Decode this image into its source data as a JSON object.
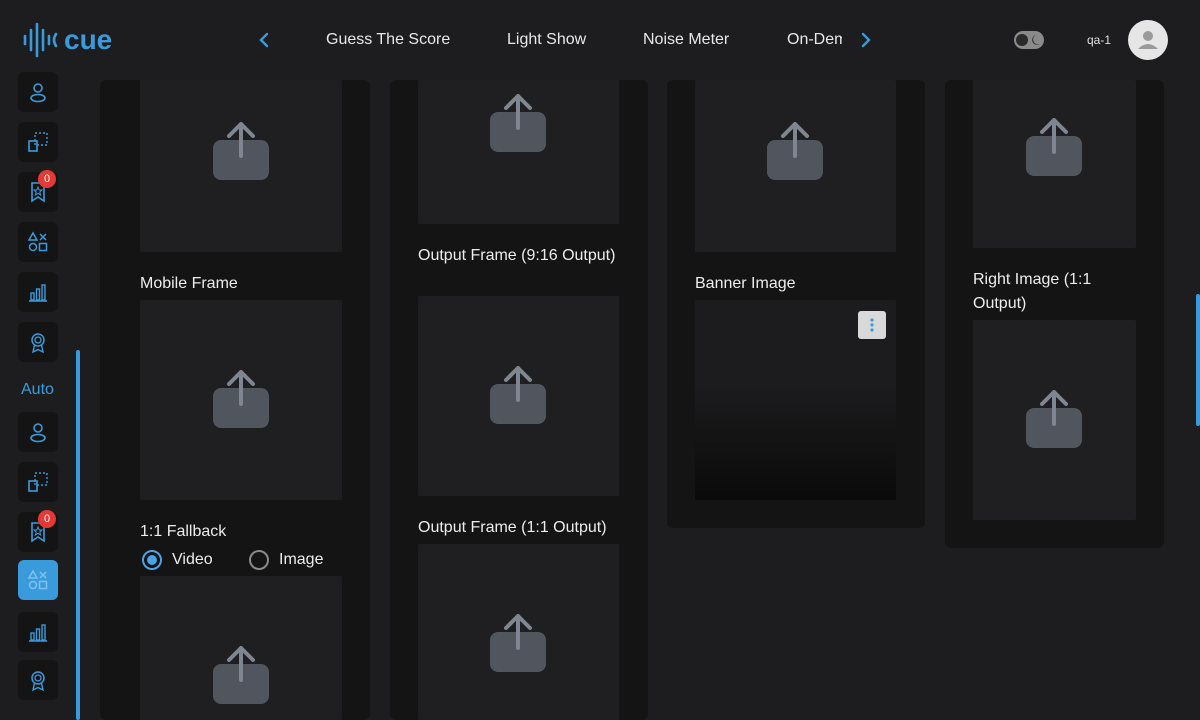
{
  "brand": {
    "name": "cue",
    "accent": "#3a9bdc"
  },
  "header": {
    "nav_items": [
      "Guess The Score",
      "Light Show",
      "Noise Meter"
    ],
    "nav_partial": "On-Demand",
    "user": "qa-1"
  },
  "sidebar": {
    "section_label": "Auto",
    "badge_count_1": "0",
    "badge_count_2": "0"
  },
  "fields": {
    "mobile_frame": "Mobile Frame",
    "fallback": "1:1 Fallback",
    "radio_video": "Video",
    "radio_image": "Image",
    "output_916": "Output Frame (9:16 Output)",
    "output_11": "Output Frame (1:1 Output)",
    "banner": "Banner Image",
    "right_image": "Right Image (1:1 Output)"
  },
  "selected_media": "Video"
}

-------

Job: Which lines in the data above contain "Video"? Show each one.

Answer to the task:
    "radio_video": "Video",
  "selected_media": "Video"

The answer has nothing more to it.